[Instructions to follow]:
Report how many lines contain "ylabel", with no other words.

━━ Exercise input ━━

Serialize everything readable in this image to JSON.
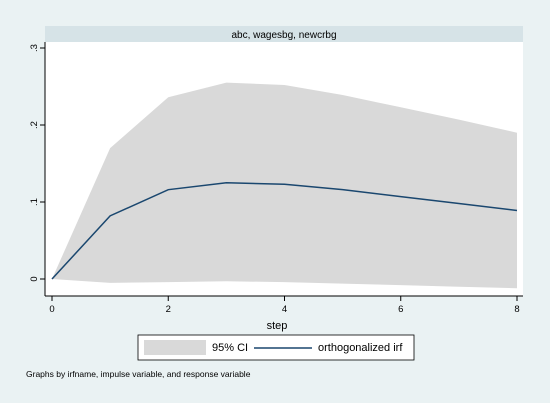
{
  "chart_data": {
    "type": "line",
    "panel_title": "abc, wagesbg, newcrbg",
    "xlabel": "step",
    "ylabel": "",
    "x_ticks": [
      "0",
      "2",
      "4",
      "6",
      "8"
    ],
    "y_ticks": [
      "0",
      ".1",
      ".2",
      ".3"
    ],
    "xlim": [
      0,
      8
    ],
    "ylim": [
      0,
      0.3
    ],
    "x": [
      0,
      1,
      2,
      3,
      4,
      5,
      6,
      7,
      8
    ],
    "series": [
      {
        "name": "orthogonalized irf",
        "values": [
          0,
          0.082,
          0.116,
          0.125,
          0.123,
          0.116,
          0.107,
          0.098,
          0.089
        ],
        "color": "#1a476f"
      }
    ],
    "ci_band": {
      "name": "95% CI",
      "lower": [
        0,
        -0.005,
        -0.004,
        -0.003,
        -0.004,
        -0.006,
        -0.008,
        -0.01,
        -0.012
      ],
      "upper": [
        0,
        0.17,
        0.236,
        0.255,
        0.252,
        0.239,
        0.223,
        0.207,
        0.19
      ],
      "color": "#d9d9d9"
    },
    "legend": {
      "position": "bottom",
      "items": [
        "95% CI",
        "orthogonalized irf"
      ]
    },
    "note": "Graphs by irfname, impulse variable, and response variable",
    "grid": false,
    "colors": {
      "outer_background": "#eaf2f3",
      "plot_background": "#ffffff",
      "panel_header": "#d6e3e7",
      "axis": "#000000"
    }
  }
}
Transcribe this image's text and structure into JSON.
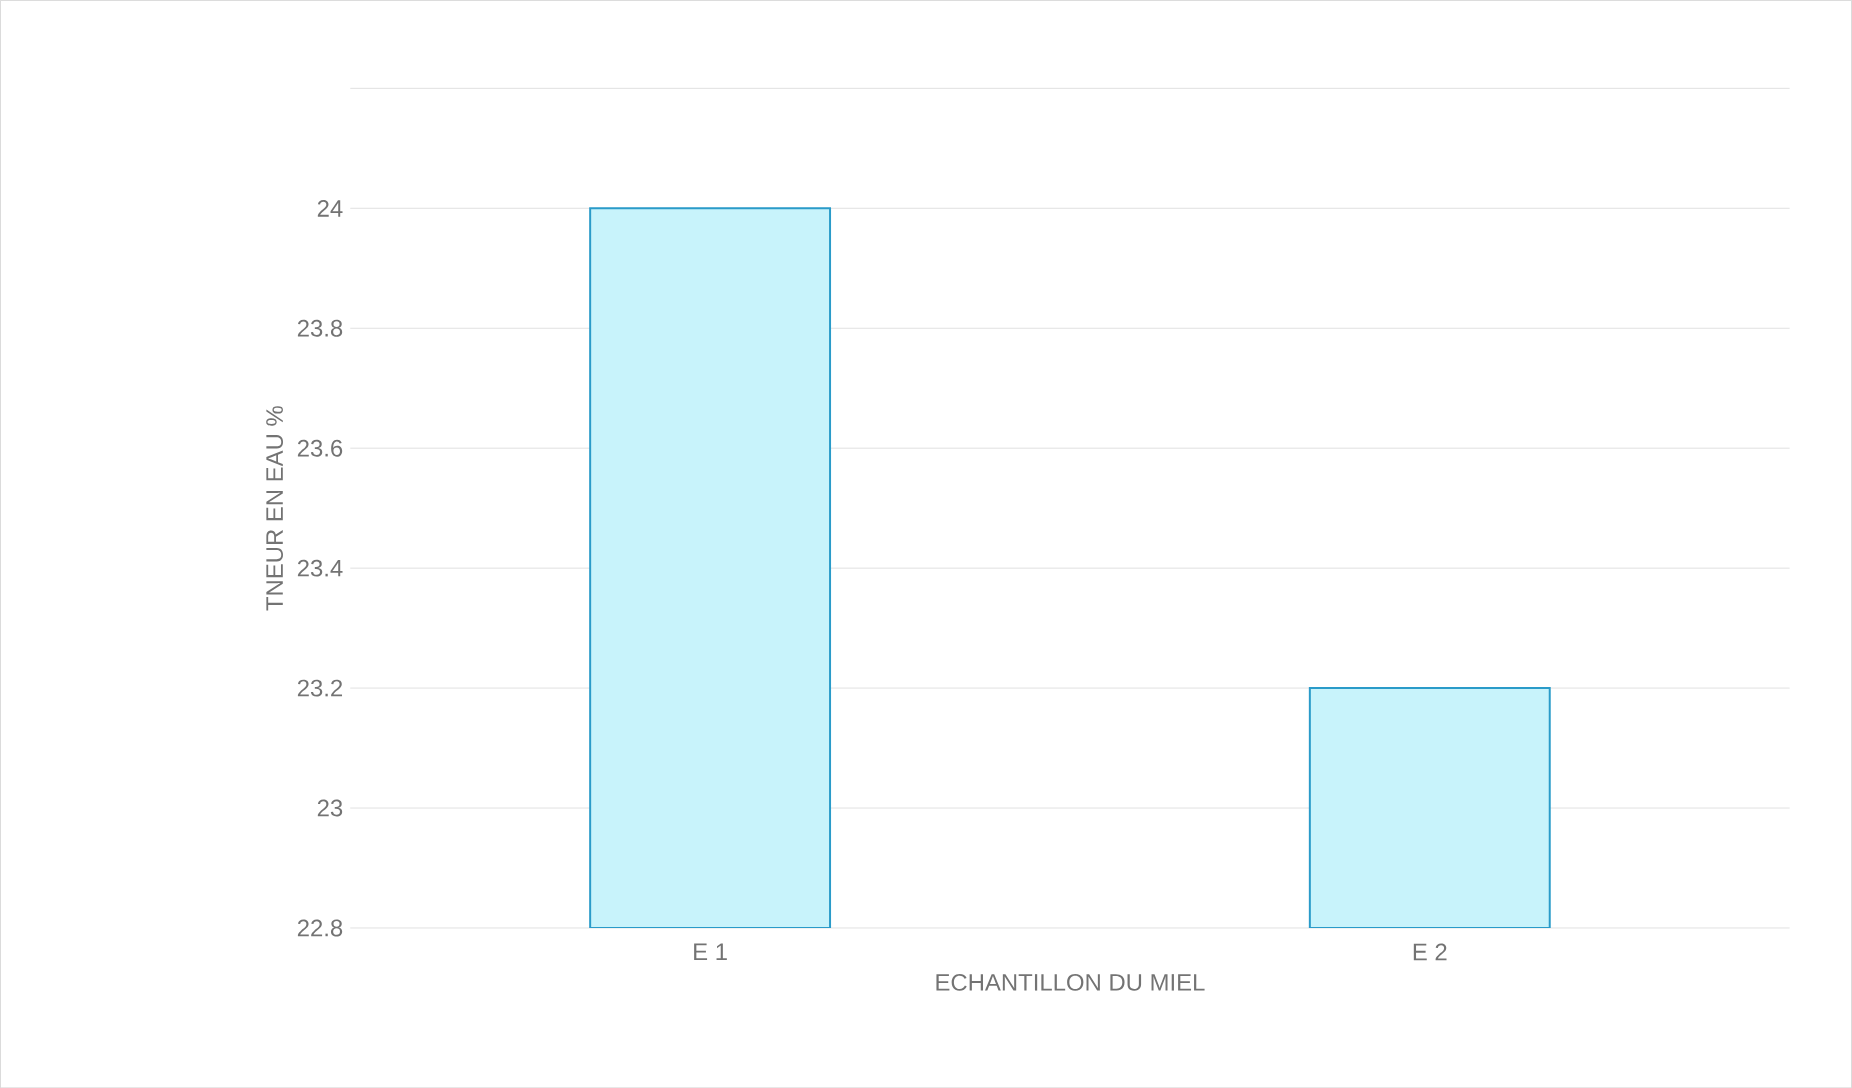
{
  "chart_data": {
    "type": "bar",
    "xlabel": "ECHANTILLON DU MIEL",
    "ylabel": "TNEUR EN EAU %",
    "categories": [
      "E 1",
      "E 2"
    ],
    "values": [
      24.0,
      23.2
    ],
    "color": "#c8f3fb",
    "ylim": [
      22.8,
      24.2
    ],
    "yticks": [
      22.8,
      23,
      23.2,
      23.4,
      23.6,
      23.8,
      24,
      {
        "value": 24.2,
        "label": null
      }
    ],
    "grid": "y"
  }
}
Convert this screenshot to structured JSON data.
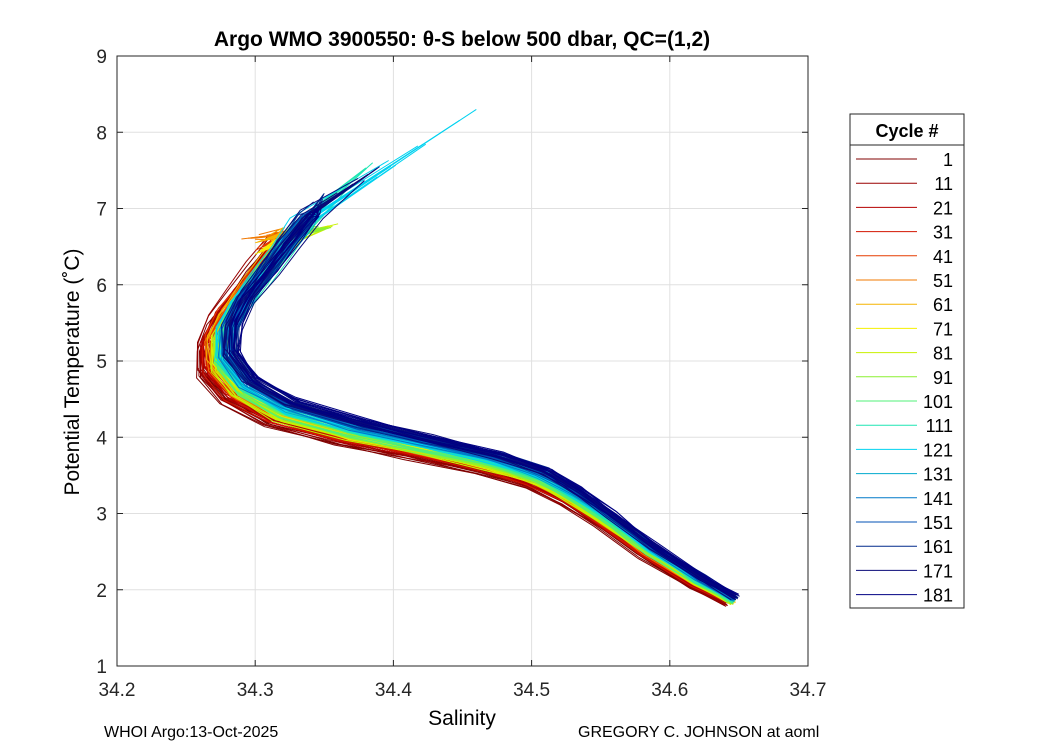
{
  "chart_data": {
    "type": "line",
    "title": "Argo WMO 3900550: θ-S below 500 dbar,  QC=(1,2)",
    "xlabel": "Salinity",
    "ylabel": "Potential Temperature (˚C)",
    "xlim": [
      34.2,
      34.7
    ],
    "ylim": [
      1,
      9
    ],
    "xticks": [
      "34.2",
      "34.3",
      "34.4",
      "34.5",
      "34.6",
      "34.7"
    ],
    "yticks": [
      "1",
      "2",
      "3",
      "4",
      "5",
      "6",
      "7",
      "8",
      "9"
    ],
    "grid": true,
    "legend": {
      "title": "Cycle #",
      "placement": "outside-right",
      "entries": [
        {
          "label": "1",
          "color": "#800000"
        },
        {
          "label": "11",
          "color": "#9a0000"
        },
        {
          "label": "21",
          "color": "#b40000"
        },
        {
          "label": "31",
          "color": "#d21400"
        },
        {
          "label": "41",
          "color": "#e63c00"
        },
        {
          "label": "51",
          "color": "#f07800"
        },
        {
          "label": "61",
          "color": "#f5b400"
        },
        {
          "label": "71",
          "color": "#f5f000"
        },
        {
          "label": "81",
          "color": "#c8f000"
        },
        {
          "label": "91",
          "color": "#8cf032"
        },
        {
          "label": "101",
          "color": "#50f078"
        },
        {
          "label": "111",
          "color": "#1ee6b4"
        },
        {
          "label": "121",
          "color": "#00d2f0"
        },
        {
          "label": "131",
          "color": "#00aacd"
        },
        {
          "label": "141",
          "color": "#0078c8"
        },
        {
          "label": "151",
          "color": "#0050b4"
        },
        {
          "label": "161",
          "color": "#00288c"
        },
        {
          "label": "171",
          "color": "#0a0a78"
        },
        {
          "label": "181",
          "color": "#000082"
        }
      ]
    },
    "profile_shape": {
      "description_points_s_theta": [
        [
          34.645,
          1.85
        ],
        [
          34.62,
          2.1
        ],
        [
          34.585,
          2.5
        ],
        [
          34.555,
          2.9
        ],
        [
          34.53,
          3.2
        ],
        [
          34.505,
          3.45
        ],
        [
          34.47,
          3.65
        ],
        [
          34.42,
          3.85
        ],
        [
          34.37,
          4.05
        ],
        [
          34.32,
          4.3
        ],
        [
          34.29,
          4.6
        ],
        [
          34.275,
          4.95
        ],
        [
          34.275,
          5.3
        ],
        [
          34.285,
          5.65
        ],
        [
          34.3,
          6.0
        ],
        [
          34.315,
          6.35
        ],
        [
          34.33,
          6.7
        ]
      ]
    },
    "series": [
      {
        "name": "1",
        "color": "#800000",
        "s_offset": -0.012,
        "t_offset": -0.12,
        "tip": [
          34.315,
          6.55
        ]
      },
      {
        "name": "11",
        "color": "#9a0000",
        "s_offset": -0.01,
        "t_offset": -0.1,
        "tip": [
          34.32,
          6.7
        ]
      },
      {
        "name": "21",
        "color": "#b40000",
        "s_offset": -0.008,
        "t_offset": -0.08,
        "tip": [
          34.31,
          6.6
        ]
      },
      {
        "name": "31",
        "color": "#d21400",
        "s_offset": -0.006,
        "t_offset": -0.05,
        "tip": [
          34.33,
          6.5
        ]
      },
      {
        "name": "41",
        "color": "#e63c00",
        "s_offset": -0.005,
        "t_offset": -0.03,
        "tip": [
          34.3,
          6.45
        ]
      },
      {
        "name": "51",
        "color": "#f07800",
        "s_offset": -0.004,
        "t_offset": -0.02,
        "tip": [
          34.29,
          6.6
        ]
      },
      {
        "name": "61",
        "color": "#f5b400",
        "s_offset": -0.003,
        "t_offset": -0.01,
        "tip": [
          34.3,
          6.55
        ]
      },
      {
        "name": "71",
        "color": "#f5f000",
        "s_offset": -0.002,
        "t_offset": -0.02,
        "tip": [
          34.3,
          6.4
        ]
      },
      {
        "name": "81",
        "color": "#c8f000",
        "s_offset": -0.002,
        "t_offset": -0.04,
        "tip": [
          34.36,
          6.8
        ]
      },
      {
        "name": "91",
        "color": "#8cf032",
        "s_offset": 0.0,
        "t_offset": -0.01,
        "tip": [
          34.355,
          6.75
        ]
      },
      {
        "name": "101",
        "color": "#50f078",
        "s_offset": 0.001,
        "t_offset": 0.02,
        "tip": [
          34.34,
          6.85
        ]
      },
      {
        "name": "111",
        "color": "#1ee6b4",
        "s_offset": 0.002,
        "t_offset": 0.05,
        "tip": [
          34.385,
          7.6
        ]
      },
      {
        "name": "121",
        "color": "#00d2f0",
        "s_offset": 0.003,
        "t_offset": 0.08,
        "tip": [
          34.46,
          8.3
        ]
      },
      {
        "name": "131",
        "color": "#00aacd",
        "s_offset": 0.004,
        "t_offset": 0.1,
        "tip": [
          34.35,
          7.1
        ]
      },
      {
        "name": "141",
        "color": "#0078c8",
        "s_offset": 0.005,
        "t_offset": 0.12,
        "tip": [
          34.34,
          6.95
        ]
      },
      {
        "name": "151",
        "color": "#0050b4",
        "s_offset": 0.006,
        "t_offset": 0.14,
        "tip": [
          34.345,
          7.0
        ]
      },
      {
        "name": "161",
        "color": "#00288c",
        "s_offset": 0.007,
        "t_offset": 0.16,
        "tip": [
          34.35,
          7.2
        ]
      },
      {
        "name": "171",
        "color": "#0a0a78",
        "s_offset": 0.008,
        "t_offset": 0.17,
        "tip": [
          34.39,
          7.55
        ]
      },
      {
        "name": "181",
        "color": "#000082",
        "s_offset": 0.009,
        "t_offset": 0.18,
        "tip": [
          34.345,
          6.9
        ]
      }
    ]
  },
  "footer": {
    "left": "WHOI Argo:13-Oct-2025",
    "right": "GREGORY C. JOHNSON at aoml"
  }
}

━━━

[Solved problem]:
3